- TASK: Omit any picture, and return the remaining data exactly as written.

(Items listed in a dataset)
>>>
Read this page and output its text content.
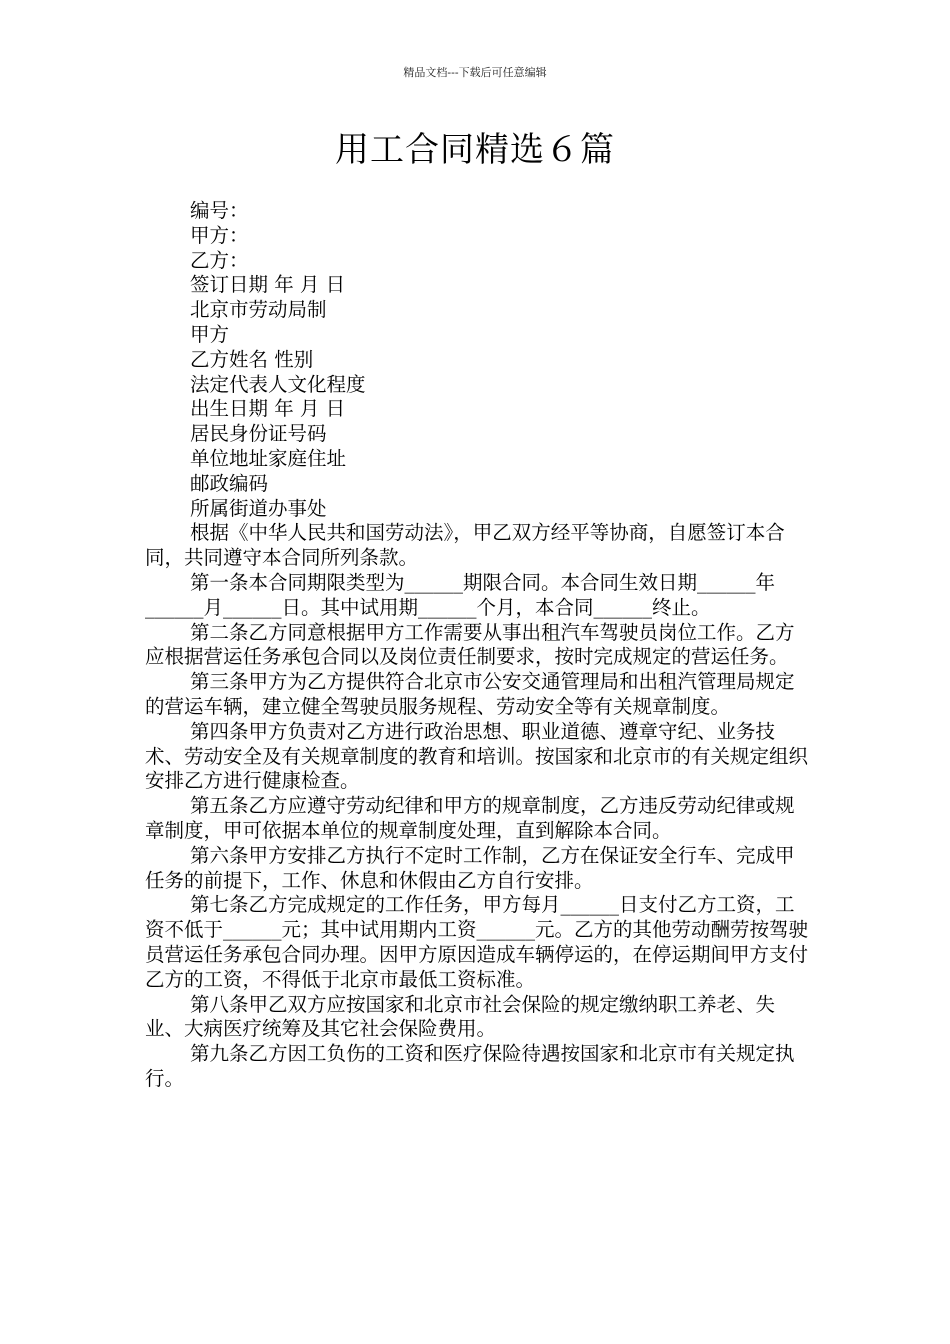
精品文档---下载后可任意编辑
用工合同精选６篇
编号：
甲方：
乙方：
签订日期 年 月 日
北京市劳动局制
甲方
乙方姓名 性别
法定代表人文化程度
出生日期 年 月 日
居民身份证号码
单位地址家庭住址
邮政编码
所属街道办事处

根据《中华人民共和国劳动法》，甲乙双方经平等协商，自愿签订本合同，共同遵守本合同所列条款。

第一条本合同期限类型为______期限合同。本合同生效日期______年______月______日。其中试用期______个月，本合同______终止。

第二条乙方同意根据甲方工作需要从事出租汽车驾驶员岗位工作。乙方应根据营运任务承包合同以及岗位责任制要求，按时完成规定的营运任务。

第三条甲方为乙方提供符合北京市公安交通管理局和出租汽管理局规定的营运车辆，建立健全驾驶员服务规程、劳动安全等有关规章制度。

第四条甲方负责对乙方进行政治思想、职业道德、遵章守纪、业务技术、劳动安全及有关规章制度的教育和培训。按国家和北京市的有关规定组织安排乙方进行健康检查。

第五条乙方应遵守劳动纪律和甲方的规章制度，乙方违反劳动纪律或规章制度，甲可依据本单位的规章制度处理，直到解除本合同。

第六条甲方安排乙方执行不定时工作制，乙方在保证安全行车、完成甲任务的前提下，工作、休息和休假由乙方自行安排。

第七条乙方完成规定的工作任务，甲方每月______日支付乙方工资，工资不低于______元；其中试用期内工资______元。乙方的其他劳动酬劳按驾驶员营运任务承包合同办理。因甲方原因造成车辆停运的，在停运期间甲方支付乙方的工资，不得低于北京市最低工资标准。

第八条甲乙双方应按国家和北京市社会保险的规定缴纳职工养老、失业、大病医疗统筹及其它社会保险费用。

第九条乙方因工负伤的工资和医疗保险待遇按国家和北京市有关规定执行。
<<<
- SOLUTION TO THIS PROBLEM:
Read this page and output its text content.
精品文档---下载后可任意编辑
用工合同精选６篇
编号：
甲方：
乙方：
签订日期 年 月 日
北京市劳动局制
甲方
乙方姓名 性别
法定代表人文化程度
出生日期 年 月 日
居民身份证号码
单位地址家庭住址
邮政编码
所属街道办事处

根据《中华人民共和国劳动法》，甲乙双方经平等协商，自愿签订本合同，共同遵守本合同所列条款。

第一条本合同期限类型为______期限合同。本合同生效日期______年______月______日。其中试用期______个月，本合同______终止。

第二条乙方同意根据甲方工作需要从事出租汽车驾驶员岗位工作。乙方应根据营运任务承包合同以及岗位责任制要求，按时完成规定的营运任务。

第三条甲方为乙方提供符合北京市公安交通管理局和出租汽管理局规定的营运车辆，建立健全驾驶员服务规程、劳动安全等有关规章制度。

第四条甲方负责对乙方进行政治思想、职业道德、遵章守纪、业务技术、劳动安全及有关规章制度的教育和培训。按国家和北京市的有关规定组织安排乙方进行健康检查。

第五条乙方应遵守劳动纪律和甲方的规章制度，乙方违反劳动纪律或规章制度，甲可依据本单位的规章制度处理，直到解除本合同。

第六条甲方安排乙方执行不定时工作制，乙方在保证安全行车、完成甲任务的前提下，工作、休息和休假由乙方自行安排。

第七条乙方完成规定的工作任务，甲方每月______日支付乙方工资，工资不低于______元；其中试用期内工资______元。乙方的其他劳动酬劳按驾驶员营运任务承包合同办理。因甲方原因造成车辆停运的，在停运期间甲方支付乙方的工资，不得低于北京市最低工资标准。

第八条甲乙双方应按国家和北京市社会保险的规定缴纳职工养老、失业、大病医疗统筹及其它社会保险费用。

第九条乙方因工负伤的工资和医疗保险待遇按国家和北京市有关规定执行。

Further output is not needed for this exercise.